Exclude images, then output the remaining data verbatim.

··· Records for this exercise ···

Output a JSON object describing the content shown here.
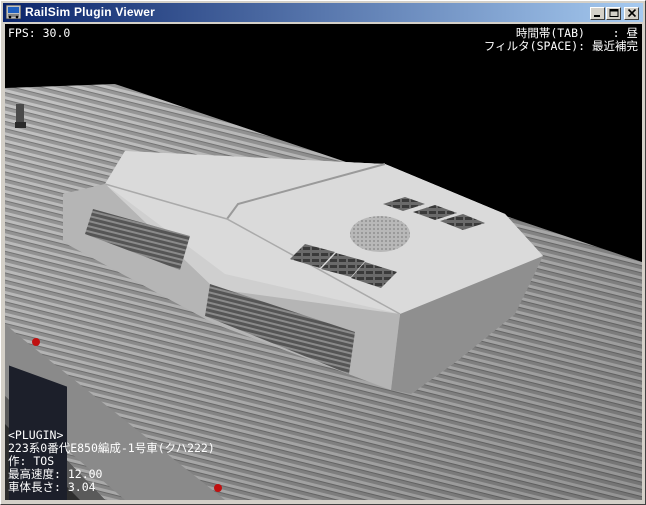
{
  "window": {
    "title": "RailSim Plugin Viewer"
  },
  "hud": {
    "fps": "FPS: 30.0",
    "time_zone": "時間帯(TAB)    : 昼",
    "filter": "フィルタ(SPACE): 最近補完"
  },
  "plugin_info": {
    "header": "<PLUGIN>",
    "name": "223系0番代E850編成-1号車(クハ222)",
    "author": "作: TOS",
    "max_speed": "最高速度: 12.00",
    "body_length": "車体長さ: 3.04"
  },
  "icons": {
    "app": "railsim-app-icon",
    "minimize": "minimize-icon",
    "maximize": "maximize-icon",
    "close": "close-icon"
  },
  "colors": {
    "titlebar_start": "#0a246a",
    "titlebar_end": "#a6caf0",
    "viewport_bg": "#000000",
    "hud_text": "#ffffff"
  }
}
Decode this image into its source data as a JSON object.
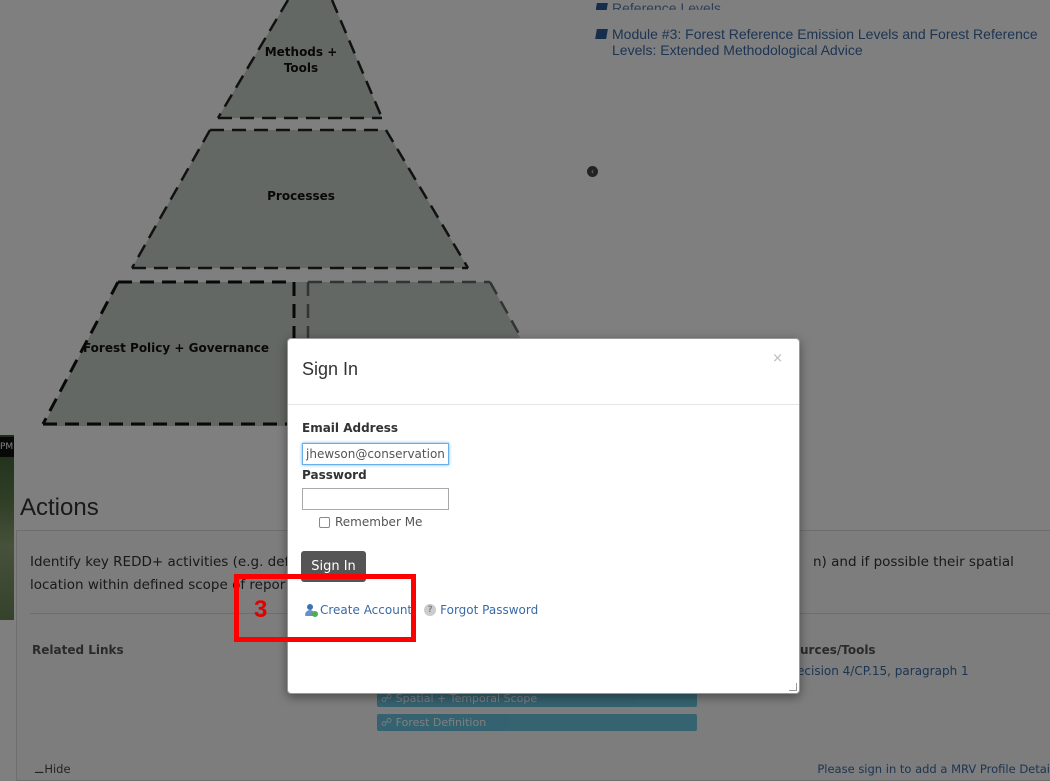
{
  "overlay_tab_text": "PM",
  "pyramid": {
    "top_label": [
      "Methods +",
      "Tools"
    ],
    "middle_label": "Processes",
    "bottom_label": "Forest Policy + Governance"
  },
  "resources": {
    "partial_item": "Reference Levels",
    "module_line1": "Module #3: Forest Reference Emission Levels and Forest Reference",
    "module_line2": "Levels: Extended Methodological Advice"
  },
  "collapse_icon": "chevron-left-circle-icon",
  "actions": {
    "title": "Actions",
    "text_start": "Identify key REDD+ activities (e.g. defo",
    "text_end": "n) and if possible their spatial",
    "text_line2": "location within defined scope of repor",
    "related_links_label": "Related Links",
    "sources_label": "urces/Tools",
    "source_link": "ecision 4/CP.15, paragraph 1",
    "tags": [
      "Spatial + Temporal Scope",
      "Forest Definition"
    ],
    "hide_label": "Hide",
    "signin_note": "Please sign in to add a MRV Profile Detai"
  },
  "modal": {
    "title": "Sign In",
    "close_glyph": "×",
    "email_label": "Email Address",
    "email_value": "jhewson@conservation.or",
    "password_label": "Password",
    "password_value": "",
    "remember_label": "Remember Me",
    "remember_checked": false,
    "submit_label": "Sign In",
    "create_account_label": "Create Account",
    "forgot_password_label": "Forgot Password"
  },
  "callout": {
    "number": "3",
    "color": "#ff0000"
  },
  "colors": {
    "pyramid_fill": "#c9d0c8",
    "link": "#3a6aa6",
    "tag": "#5bc0de",
    "button": "#555555"
  }
}
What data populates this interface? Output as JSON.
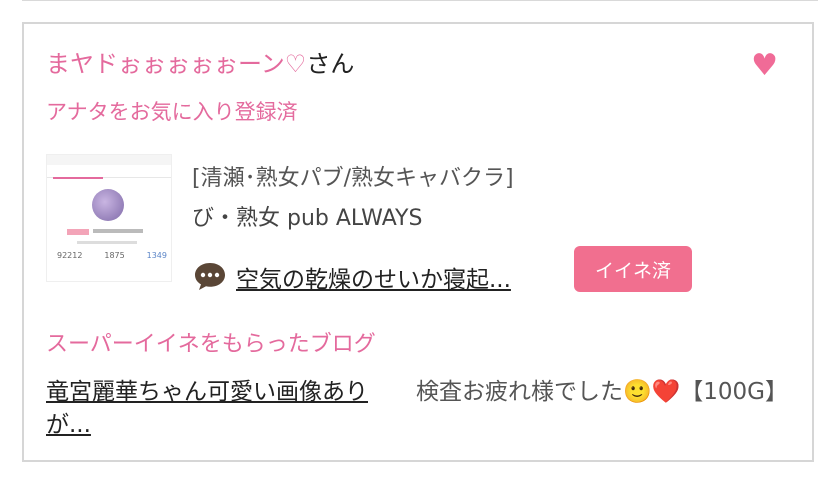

···

Response =
Output a JSON object describing the content shown here.
{
  "window": {
    "title": "RailSim Plugin Viewer"
  },
  "hud": {
    "fps": "FPS: 30.0",
    "time_zone": "時間帯(TAB)    : 昼",
    "filter": "フィルタ(SPACE): 最近補完"
  },
  "plugin_info": {
    "header": "<PLUGIN>",
    "name": "223系0番代E850編成-1号車(クハ222)",
    "author": "作: TOS",
    "max_speed": "最高速度: 12.00",
    "body_length": "車体長さ: 3.04"
  },
  "icons": {
    "app": "railsim-app-icon",
    "minimize": "minimize-icon",
    "maximize": "maximize-icon",
    "close": "close-icon"
  },
  "colors": {
    "titlebar_start": "#0a246a",
    "titlebar_end": "#a6caf0",
    "viewport_bg": "#000000",
    "hud_text": "#ffffff"
  }
}
Decode this image into its source data as a JSON object.
{
  "overlay_tab_text": "PM",
  "pyramid": {
    "top_label": [
      "Methods +",
      "Tools"
    ],
    "middle_label": "Processes",
    "bottom_label": "Forest Policy + Governance"
  },
  "resources": {
    "partial_item": "Reference Levels",
    "module_line1": "Module #3: Forest Reference Emission Levels and Forest Reference",
    "module_line2": "Levels: Extended Methodological Advice"
  },
  "collapse_icon": "chevron-left-circle-icon",
  "actions": {
    "title": "Actions",
    "text_start": "Identify key REDD+ activities (e.g. defo",
    "text_end": "n) and if possible their spatial",
    "text_line2": "location within defined scope of repor",
    "related_links_label": "Related Links",
    "sources_label": "urces/Tools",
    "source_link": "ecision 4/CP.15, paragraph 1",
    "tags": [
      "Spatial + Temporal Scope",
      "Forest Definition"
    ],
    "hide_label": "Hide",
    "signin_note": "Please sign in to add a MRV Profile Detai"
  },
  "modal": {
    "title": "Sign In",
    "close_glyph": "×",
    "email_label": "Email Address",
    "email_value": "jhewson@conservation.or",
    "password_label": "Password",
    "password_value": "",
    "remember_label": "Remember Me",
    "remember_checked": false,
    "submit_label": "Sign In",
    "create_account_label": "Create Account",
    "forgot_password_label": "Forgot Password"
  },
  "callout": {
    "number": "3",
    "color": "#ff0000"
  },
  "colors": {
    "pyramid_fill": "#c9d0c8",
    "link": "#3a6aa6",
    "tag": "#5bc0de",
    "button": "#555555"
  }
}
What data populates this interface? Output as JSON.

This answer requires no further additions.